— OBJECTIVE —
Work out how many lines in the listing below include the word "that". Give nothing but the number.

— EXERCISE INPUTS —
● ● ●
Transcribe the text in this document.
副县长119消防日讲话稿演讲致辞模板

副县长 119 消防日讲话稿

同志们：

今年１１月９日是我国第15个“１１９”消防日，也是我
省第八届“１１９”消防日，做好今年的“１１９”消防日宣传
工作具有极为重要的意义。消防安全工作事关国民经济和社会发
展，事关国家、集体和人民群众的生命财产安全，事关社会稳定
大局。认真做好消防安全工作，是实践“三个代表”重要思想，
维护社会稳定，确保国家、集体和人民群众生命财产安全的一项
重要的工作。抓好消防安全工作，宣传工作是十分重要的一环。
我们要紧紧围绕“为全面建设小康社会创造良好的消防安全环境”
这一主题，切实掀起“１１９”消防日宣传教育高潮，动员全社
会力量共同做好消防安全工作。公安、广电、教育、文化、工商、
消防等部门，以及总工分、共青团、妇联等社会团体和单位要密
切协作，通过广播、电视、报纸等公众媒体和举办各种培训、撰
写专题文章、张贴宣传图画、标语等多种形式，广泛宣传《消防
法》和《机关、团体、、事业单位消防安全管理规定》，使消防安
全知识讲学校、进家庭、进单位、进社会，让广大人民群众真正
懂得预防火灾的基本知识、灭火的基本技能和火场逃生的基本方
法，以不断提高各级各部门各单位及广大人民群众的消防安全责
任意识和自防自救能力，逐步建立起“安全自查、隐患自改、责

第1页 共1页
● ● ●
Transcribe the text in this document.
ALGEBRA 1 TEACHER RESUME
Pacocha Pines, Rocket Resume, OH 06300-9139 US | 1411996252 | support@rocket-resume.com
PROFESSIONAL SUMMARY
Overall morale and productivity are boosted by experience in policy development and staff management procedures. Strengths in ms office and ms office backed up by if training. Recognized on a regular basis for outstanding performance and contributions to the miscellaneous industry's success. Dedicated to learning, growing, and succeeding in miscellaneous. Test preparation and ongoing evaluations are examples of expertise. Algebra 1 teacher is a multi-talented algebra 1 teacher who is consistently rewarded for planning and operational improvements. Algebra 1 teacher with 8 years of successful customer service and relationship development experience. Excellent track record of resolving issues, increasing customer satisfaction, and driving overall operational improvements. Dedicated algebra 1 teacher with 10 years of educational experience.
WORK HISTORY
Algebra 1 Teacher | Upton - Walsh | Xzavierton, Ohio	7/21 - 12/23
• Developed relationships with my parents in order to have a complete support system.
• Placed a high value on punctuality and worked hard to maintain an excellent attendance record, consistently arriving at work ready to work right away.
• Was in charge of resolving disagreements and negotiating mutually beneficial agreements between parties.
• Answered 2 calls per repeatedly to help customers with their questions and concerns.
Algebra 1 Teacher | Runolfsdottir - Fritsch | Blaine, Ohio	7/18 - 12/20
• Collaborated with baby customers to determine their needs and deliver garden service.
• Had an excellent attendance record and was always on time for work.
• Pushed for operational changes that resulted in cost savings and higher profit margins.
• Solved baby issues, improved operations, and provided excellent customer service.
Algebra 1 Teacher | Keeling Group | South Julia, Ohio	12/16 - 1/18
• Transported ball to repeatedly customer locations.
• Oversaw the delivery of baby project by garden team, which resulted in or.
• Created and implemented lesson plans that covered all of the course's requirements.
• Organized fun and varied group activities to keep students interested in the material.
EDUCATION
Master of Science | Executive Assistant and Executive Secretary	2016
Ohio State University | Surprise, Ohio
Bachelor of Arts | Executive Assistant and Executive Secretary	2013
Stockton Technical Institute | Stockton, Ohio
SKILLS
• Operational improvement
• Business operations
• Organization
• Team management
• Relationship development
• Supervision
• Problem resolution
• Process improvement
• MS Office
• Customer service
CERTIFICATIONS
● ● ●
— FINISHED TASK —
2